## STATED GOAL
Quote the whole listing verbatim.

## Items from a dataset
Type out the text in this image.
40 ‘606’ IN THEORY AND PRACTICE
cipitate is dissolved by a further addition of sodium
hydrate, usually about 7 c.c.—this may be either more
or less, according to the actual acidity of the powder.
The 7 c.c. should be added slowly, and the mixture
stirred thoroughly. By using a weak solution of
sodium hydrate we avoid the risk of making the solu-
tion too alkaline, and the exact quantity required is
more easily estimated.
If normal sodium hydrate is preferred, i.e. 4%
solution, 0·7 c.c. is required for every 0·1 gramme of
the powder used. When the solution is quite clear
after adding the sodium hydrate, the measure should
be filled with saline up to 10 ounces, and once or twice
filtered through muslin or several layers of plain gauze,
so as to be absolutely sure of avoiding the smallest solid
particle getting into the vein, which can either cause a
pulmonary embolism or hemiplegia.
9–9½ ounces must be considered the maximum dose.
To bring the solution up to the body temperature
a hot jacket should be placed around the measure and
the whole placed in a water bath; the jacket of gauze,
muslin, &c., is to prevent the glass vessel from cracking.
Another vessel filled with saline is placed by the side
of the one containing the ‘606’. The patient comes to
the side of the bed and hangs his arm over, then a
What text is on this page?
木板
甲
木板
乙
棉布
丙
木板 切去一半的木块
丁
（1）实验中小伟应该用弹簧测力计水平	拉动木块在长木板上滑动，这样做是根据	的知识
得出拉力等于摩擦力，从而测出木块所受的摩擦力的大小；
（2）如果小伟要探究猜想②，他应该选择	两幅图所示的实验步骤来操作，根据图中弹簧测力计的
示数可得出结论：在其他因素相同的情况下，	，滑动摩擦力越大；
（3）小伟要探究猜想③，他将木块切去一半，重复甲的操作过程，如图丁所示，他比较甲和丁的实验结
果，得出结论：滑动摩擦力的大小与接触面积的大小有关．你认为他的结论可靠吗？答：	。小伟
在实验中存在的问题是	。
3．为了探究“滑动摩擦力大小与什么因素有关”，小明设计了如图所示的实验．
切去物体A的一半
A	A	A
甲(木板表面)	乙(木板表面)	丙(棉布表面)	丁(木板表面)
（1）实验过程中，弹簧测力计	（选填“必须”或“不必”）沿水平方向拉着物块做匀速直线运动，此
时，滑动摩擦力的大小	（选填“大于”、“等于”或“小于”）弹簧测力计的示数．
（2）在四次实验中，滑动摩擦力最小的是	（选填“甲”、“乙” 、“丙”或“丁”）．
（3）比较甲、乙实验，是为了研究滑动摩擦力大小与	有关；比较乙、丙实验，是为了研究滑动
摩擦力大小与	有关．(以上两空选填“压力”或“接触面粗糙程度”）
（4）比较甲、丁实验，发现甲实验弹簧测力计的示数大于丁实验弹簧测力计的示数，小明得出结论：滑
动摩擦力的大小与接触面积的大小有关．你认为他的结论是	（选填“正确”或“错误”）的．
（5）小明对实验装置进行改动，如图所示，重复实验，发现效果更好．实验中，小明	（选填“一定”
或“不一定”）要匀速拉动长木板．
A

## THE RESULT
Type out the text in this image.
40 ‘606’ IN THEORY AND PRACTICE
cipitate is dissolved by a further addition of sodium
hydrate, usually about 7 c.c.—this may be either more
or less, according to the actual acidity of the powder.
The 7 c.c. should be added slowly, and the mixture
stirred thoroughly. By using a weak solution of
sodium hydrate we avoid the risk of making the solu-
tion too alkaline, and the exact quantity required is
more easily estimated.
If normal sodium hydrate is preferred, i.e. 4%
solution, 0·7 c.c. is required for every 0·1 gramme of
the powder used. When the solution is quite clear
after adding the sodium hydrate, the measure should
be filled with saline up to 10 ounces, and once or twice
filtered through muslin or several layers of plain gauze,
so as to be absolutely sure of avoiding the smallest solid
particle getting into the vein, which can either cause a
pulmonary embolism or hemiplegia.
9–9½ ounces must be considered the maximum dose.
To bring the solution up to the body temperature
a hot jacket should be placed around the measure and
the whole placed in a water bath; the jacket of gauze,
muslin, &c., is to prevent the glass vessel from cracking.
Another vessel filled with saline is placed by the side
of the one containing the ‘606’. The patient comes to
the side of the bed and hangs his arm over, then a
What text is on this page?
木板
甲
木板
乙
棉布
丙
木板 切去一半的木块
丁
（1）实验中小伟应该用弹簧测力计水平	拉动木块在长木板上滑动，这样做是根据	的知识
得出拉力等于摩擦力，从而测出木块所受的摩擦力的大小；
（2）如果小伟要探究猜想②，他应该选择	两幅图所示的实验步骤来操作，根据图中弹簧测力计的
示数可得出结论：在其他因素相同的情况下，	，滑动摩擦力越大；
（3）小伟要探究猜想③，他将木块切去一半，重复甲的操作过程，如图丁所示，他比较甲和丁的实验结
果，得出结论：滑动摩擦力的大小与接触面积的大小有关．你认为他的结论可靠吗？答：	。小伟
在实验中存在的问题是	。
3．为了探究“滑动摩擦力大小与什么因素有关”，小明设计了如图所示的实验．
切去物体A的一半
A	A	A
甲(木板表面)	乙(木板表面)	丙(棉布表面)	丁(木板表面)
（1）实验过程中，弹簧测力计	（选填“必须”或“不必”）沿水平方向拉着物块做匀速直线运动，此
时，滑动摩擦力的大小	（选填“大于”、“等于”或“小于”）弹簧测力计的示数．
（2）在四次实验中，滑动摩擦力最小的是	（选填“甲”、“乙” 、“丙”或“丁”）．
（3）比较甲、乙实验，是为了研究滑动摩擦力大小与	有关；比较乙、丙实验，是为了研究滑动
摩擦力大小与	有关．(以上两空选填“压力”或“接触面粗糙程度”）
（4）比较甲、丁实验，发现甲实验弹簧测力计的示数大于丁实验弹簧测力计的示数，小明得出结论：滑
动摩擦力的大小与接触面积的大小有关．你认为他的结论是	（选填“正确”或“错误”）的．
（5）小明对实验装置进行改动，如图所示，重复实验，发现效果更好．实验中，小明	（选填“一定”
或“不一定”）要匀速拉动长木板．
A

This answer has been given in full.